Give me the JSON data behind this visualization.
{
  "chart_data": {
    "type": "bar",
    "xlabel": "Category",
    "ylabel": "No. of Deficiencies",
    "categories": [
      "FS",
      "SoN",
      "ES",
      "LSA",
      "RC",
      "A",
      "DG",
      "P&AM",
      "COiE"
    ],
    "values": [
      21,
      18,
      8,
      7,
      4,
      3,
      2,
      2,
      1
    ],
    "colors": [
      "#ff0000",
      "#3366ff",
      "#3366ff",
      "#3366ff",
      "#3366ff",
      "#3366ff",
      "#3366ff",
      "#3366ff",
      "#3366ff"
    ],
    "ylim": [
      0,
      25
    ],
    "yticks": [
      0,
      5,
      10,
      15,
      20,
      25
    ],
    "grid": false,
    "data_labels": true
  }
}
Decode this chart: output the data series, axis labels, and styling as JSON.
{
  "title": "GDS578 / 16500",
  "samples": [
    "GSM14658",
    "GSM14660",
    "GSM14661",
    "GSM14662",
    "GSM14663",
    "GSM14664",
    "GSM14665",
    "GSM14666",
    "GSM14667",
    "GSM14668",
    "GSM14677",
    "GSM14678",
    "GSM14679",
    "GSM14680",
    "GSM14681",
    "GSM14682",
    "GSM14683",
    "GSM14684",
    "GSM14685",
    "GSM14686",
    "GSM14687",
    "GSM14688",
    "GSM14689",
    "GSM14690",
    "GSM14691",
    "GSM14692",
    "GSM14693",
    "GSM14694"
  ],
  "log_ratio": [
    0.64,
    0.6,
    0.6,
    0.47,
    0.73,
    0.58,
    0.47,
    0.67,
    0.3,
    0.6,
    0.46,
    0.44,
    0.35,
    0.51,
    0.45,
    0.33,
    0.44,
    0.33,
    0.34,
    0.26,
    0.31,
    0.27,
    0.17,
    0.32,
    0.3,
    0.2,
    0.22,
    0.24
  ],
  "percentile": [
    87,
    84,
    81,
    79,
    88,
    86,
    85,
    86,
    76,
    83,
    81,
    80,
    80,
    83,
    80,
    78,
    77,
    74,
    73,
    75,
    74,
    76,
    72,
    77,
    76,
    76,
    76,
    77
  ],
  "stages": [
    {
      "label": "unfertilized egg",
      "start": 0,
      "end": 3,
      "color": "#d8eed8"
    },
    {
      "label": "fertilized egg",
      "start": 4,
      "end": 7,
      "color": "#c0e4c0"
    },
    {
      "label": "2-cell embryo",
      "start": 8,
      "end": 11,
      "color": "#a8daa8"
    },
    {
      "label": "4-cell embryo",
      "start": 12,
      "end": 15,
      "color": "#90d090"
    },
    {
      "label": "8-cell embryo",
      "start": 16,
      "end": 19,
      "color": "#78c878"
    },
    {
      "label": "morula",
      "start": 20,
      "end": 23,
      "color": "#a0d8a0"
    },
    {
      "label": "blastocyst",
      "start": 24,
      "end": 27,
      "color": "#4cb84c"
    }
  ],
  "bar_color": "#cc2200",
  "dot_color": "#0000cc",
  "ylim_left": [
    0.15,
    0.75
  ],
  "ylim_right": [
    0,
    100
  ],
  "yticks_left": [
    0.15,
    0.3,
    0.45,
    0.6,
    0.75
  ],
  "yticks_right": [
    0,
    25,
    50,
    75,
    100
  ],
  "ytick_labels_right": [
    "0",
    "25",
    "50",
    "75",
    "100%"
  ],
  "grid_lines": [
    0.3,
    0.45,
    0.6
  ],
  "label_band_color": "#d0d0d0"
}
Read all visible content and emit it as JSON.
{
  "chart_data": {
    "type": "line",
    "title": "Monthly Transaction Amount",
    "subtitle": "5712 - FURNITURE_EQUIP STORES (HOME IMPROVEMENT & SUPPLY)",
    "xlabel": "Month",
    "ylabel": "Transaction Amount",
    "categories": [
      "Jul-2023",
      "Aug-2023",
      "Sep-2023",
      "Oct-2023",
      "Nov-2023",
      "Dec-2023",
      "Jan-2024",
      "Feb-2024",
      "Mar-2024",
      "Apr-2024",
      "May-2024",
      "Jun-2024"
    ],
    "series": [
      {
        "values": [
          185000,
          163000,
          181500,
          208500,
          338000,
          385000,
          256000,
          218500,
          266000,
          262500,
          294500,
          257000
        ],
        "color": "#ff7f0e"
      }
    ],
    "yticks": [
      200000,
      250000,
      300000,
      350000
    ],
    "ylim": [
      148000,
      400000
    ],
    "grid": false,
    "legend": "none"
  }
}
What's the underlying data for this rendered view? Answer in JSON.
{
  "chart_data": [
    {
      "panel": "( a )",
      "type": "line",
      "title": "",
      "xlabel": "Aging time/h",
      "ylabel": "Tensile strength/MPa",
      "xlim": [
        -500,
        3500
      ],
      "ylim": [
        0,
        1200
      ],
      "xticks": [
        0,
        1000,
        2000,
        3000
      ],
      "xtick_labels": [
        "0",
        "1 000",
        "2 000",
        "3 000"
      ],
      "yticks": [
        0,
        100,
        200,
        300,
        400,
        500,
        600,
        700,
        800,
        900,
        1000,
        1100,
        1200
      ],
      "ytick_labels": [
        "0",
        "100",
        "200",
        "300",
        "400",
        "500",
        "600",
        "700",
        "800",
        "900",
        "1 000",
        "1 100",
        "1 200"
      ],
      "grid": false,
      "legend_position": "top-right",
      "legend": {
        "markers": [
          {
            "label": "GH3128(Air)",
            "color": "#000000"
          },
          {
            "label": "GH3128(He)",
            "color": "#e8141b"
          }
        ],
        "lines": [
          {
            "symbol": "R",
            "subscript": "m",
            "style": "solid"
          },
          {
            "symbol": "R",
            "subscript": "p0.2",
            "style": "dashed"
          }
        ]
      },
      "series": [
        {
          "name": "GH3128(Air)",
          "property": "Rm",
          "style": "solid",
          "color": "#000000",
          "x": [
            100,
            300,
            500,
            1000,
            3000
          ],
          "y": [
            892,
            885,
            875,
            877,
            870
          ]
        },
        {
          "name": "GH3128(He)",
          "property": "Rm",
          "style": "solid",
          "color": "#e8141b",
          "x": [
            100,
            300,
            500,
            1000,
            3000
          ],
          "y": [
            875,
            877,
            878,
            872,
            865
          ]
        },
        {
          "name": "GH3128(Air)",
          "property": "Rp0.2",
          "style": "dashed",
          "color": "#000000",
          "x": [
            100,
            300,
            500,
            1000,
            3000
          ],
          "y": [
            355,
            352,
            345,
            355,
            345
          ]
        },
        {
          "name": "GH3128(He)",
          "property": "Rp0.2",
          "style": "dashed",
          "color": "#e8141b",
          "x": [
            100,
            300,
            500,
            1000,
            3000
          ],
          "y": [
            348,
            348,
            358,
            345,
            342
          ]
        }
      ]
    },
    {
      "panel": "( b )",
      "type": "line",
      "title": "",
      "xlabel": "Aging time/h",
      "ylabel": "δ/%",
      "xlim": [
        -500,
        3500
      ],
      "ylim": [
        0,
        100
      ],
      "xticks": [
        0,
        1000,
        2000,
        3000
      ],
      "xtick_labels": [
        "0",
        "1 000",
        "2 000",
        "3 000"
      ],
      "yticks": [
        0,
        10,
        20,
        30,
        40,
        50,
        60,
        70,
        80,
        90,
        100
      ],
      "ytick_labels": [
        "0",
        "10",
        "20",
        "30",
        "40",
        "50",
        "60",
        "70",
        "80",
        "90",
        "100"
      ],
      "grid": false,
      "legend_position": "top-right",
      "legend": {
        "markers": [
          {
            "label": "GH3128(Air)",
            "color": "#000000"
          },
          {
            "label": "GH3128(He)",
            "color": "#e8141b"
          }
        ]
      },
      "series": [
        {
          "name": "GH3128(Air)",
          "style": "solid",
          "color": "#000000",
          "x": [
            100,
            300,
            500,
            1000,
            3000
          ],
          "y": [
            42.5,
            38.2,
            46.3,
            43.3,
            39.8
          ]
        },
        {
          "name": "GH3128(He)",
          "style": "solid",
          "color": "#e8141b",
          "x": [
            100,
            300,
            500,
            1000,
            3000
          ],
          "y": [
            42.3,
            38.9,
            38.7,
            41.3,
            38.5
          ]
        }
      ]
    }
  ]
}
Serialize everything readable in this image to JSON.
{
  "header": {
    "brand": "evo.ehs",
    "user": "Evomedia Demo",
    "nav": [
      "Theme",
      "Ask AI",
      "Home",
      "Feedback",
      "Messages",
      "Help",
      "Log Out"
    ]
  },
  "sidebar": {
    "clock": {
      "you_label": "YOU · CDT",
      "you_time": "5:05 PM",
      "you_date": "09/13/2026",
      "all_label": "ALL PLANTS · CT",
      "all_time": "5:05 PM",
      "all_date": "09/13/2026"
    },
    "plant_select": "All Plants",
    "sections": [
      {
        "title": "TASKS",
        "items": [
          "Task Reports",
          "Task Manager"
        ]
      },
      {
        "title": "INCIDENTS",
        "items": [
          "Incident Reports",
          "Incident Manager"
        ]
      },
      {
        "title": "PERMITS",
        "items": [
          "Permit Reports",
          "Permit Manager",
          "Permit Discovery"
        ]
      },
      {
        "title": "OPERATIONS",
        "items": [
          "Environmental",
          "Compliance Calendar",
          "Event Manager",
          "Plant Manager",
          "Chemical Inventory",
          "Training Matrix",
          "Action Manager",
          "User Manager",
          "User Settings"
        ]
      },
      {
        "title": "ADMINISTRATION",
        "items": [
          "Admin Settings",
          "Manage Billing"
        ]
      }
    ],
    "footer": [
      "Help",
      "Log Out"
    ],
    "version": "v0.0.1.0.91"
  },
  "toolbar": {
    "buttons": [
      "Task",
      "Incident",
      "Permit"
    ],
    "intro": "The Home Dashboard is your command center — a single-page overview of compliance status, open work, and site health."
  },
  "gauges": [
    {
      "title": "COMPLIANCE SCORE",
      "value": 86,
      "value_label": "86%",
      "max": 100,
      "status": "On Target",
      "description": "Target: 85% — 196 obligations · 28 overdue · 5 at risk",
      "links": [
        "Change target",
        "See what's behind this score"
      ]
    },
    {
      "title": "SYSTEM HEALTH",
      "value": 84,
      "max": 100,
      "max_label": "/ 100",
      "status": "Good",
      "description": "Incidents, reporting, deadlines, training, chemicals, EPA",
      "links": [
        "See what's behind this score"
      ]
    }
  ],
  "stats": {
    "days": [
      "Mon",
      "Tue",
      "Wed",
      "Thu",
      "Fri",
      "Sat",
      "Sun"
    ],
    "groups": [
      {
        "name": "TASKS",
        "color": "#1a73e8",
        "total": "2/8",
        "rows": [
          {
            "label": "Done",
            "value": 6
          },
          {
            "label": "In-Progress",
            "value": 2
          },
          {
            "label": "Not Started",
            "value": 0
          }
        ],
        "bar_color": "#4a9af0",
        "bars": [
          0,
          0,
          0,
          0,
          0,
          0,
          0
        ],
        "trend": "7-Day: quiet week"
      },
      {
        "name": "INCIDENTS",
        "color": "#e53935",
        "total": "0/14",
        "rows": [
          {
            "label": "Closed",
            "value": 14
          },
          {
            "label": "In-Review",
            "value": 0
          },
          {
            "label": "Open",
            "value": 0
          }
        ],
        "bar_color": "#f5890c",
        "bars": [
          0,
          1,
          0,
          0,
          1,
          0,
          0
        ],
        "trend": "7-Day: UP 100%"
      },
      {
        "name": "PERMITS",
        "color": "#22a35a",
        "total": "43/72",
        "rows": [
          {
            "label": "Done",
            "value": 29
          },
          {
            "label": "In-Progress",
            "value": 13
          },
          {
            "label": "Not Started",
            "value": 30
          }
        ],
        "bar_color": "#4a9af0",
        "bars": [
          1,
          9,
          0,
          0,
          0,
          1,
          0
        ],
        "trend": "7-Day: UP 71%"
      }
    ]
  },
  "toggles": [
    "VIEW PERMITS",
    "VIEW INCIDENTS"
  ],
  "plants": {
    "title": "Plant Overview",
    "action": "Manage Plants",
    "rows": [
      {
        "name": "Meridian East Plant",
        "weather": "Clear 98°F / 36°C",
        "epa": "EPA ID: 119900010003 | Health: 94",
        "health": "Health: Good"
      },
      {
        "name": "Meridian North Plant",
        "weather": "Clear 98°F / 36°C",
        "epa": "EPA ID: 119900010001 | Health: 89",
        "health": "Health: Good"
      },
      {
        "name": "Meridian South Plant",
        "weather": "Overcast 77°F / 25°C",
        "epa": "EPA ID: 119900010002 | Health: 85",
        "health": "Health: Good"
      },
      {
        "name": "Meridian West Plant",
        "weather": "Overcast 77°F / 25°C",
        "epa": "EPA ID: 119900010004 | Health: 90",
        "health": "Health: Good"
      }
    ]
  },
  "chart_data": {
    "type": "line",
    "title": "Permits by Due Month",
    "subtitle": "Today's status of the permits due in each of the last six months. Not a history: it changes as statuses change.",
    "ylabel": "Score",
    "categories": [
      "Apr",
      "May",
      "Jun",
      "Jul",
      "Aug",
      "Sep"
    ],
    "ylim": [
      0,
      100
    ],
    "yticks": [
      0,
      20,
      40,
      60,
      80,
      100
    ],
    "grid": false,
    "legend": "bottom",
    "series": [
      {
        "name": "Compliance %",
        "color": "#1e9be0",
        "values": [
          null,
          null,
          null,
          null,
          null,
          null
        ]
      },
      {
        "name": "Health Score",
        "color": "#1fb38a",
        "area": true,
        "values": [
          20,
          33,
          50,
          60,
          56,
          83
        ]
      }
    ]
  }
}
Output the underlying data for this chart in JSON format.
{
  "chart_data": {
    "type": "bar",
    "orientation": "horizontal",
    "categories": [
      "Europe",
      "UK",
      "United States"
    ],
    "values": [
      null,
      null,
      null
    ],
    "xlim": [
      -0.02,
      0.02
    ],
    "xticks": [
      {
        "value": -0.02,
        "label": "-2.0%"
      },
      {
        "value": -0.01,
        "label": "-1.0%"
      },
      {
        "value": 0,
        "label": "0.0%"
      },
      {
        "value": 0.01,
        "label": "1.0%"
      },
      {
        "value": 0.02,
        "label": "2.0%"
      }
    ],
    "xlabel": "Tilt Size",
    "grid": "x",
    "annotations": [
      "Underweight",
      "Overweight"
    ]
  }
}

================

Identify the lines of the data that contain the word "ylabel". Copy each of them.

RESULT:
    "ylabel": "No. of Deficiencies",
    "ylabel": "Transaction Amount",
      "ylabel": "Tensile strength/MPa",
      "ylabel": "δ/%",
    "ylabel": "Score",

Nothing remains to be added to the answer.